Exercise instructions
Copy out every line that contains "JSON".

Provided data
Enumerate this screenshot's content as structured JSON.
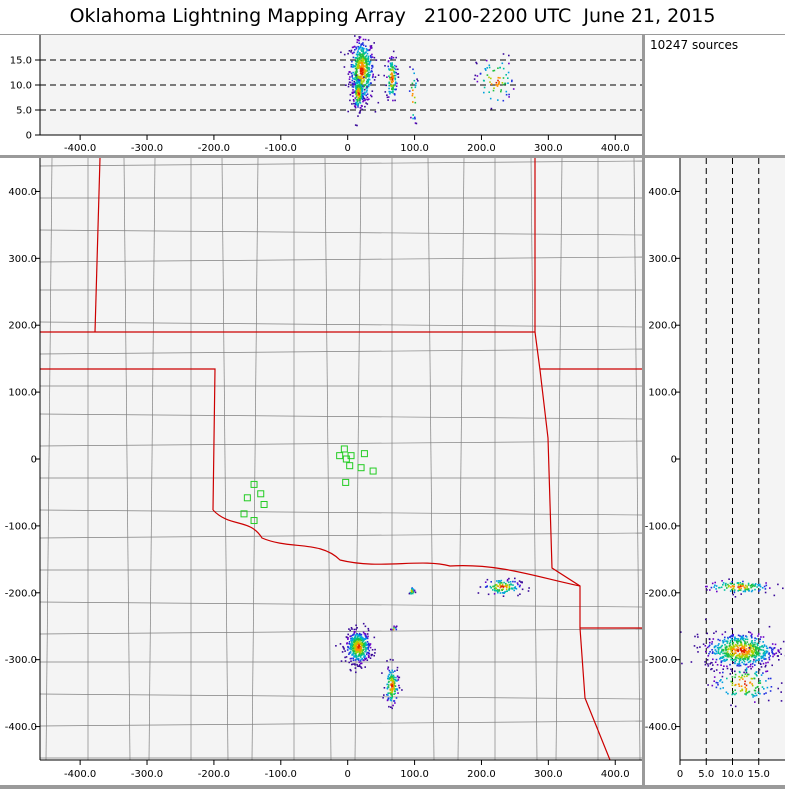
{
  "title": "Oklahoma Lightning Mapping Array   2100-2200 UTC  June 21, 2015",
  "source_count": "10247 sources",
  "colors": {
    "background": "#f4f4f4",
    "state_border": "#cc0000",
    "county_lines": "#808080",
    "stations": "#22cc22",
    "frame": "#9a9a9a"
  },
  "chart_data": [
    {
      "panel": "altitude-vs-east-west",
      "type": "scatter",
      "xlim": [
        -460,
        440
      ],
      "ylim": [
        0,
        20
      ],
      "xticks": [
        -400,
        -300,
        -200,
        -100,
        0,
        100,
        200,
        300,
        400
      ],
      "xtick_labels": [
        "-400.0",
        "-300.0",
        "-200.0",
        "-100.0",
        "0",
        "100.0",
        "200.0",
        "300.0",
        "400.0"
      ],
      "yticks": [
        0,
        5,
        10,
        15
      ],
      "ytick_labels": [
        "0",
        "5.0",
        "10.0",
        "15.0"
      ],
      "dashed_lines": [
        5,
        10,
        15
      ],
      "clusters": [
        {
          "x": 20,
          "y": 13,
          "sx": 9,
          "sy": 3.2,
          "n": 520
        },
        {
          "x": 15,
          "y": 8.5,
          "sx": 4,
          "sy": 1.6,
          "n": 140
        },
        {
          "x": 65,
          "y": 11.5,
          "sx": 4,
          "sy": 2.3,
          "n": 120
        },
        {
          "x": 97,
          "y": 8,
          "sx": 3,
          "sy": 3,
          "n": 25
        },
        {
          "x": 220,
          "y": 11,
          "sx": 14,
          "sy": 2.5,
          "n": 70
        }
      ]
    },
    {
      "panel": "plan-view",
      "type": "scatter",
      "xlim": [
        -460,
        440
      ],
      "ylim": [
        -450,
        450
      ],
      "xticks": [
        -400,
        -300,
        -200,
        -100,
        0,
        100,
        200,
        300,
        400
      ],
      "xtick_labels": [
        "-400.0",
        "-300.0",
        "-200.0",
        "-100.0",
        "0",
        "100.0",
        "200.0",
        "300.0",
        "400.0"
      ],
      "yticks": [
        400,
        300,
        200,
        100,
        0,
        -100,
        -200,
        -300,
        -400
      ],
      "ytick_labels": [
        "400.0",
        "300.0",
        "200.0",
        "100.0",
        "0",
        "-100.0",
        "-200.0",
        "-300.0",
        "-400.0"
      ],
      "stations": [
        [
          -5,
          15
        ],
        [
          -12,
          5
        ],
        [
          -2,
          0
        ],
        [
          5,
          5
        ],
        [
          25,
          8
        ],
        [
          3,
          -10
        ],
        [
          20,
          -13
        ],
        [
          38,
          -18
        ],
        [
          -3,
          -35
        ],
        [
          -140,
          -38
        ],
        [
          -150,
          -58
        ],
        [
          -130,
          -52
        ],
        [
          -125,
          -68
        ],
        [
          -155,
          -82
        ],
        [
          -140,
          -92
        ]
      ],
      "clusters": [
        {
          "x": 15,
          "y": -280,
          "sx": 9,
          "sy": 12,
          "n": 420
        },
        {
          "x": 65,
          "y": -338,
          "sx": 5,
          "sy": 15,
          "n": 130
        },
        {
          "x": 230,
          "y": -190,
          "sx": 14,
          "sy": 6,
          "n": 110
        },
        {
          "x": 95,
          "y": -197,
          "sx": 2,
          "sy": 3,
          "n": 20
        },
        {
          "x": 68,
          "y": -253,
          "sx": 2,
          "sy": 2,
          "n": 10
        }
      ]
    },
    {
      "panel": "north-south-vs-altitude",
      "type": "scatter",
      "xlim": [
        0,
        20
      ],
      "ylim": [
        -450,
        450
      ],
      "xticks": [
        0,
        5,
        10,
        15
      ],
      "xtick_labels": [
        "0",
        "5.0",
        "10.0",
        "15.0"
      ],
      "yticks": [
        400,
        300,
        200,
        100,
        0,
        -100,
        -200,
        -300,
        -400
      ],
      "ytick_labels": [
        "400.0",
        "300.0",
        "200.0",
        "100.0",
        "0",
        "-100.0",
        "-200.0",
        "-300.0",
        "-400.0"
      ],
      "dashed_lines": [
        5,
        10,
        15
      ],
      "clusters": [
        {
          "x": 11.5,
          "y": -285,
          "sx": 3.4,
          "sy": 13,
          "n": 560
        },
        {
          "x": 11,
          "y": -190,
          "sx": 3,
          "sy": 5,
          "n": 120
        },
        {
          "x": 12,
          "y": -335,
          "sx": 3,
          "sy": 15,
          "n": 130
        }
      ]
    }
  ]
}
...
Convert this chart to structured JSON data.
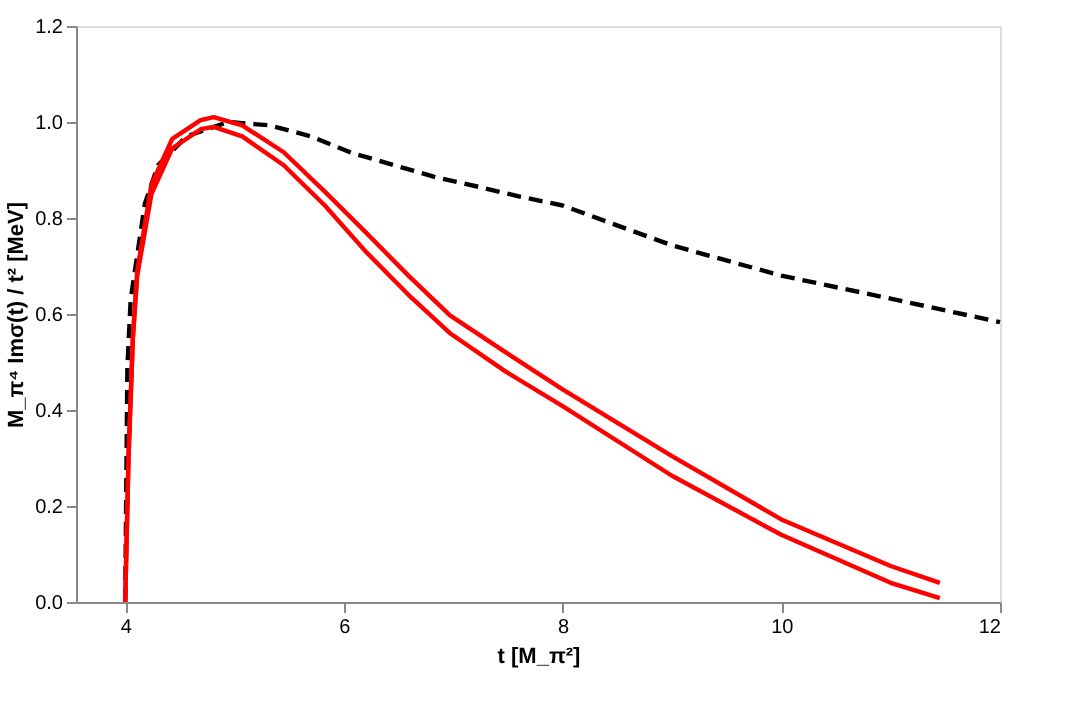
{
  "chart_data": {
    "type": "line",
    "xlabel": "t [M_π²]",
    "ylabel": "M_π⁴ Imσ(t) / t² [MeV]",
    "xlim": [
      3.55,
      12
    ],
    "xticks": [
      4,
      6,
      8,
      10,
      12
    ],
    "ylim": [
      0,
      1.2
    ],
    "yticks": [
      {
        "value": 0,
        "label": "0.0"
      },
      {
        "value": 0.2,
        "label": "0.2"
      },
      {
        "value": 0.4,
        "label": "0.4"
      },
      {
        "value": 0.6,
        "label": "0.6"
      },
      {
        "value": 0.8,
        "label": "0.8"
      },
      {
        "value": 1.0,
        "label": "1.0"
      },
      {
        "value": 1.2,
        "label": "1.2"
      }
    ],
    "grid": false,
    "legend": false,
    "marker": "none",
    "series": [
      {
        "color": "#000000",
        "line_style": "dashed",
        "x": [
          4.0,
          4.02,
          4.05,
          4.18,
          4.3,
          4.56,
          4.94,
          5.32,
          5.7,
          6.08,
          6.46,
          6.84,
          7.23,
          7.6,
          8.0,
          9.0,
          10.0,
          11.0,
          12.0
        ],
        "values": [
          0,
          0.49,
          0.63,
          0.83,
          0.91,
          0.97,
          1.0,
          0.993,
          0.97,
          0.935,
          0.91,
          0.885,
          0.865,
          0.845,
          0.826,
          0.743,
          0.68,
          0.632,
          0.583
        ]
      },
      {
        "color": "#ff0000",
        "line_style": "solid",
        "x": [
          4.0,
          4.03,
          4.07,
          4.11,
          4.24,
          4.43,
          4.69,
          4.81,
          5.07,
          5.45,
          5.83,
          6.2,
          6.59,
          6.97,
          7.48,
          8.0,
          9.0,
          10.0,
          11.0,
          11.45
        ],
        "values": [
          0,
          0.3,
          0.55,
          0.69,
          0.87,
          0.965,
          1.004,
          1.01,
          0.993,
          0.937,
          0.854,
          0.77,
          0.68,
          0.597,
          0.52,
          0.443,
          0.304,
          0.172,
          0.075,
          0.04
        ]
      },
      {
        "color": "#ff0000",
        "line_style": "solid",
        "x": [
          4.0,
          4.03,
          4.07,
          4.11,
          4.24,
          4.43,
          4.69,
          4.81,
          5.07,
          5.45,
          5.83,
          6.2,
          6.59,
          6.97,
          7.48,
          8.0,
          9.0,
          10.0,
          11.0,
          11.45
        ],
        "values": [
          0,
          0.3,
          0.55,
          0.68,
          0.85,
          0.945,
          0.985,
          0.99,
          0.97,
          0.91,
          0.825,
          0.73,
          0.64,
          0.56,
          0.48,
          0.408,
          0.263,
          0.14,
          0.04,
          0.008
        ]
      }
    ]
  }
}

Response
Enumerate this screenshot's content as structured JSON.
Convert this chart to structured JSON data.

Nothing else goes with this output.